■ **Job**: Go through the material below and copy each line where the word "adresa" appears.

■ **Source data**:
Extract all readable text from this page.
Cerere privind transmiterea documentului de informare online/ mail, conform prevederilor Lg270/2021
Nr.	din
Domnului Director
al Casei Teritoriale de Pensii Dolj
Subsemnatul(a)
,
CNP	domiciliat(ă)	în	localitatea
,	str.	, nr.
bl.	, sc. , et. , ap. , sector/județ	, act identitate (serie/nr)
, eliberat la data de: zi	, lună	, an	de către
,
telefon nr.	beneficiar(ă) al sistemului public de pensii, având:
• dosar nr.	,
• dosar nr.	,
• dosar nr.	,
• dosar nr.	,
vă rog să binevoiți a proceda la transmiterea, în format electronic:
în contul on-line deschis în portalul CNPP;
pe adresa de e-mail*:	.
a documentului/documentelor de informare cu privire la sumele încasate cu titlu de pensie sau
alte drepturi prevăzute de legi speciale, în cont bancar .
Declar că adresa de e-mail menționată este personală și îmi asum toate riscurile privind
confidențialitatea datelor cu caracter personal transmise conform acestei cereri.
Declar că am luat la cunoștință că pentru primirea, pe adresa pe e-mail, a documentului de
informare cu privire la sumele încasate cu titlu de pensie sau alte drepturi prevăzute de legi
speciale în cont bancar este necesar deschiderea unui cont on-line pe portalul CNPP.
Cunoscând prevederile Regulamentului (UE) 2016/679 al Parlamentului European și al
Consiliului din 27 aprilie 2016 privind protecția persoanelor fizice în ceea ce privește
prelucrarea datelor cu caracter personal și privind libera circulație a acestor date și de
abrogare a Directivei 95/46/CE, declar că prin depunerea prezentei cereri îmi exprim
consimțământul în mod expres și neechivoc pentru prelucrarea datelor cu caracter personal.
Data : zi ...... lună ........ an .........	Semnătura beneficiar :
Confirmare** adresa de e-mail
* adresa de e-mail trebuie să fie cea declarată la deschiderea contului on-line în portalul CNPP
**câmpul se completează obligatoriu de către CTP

■ **Complete answer**:
pe adresa de e-mail*:	.
Declar că adresa de e-mail menționată este personală și îmi asum toate riscurile privind
Declar că am luat la cunoștință că pentru primirea, pe adresa pe e-mail, a documentului de
Confirmare** adresa de e-mail
* adresa de e-mail trebuie să fie cea declarată la deschiderea contului on-line în portalul CNPP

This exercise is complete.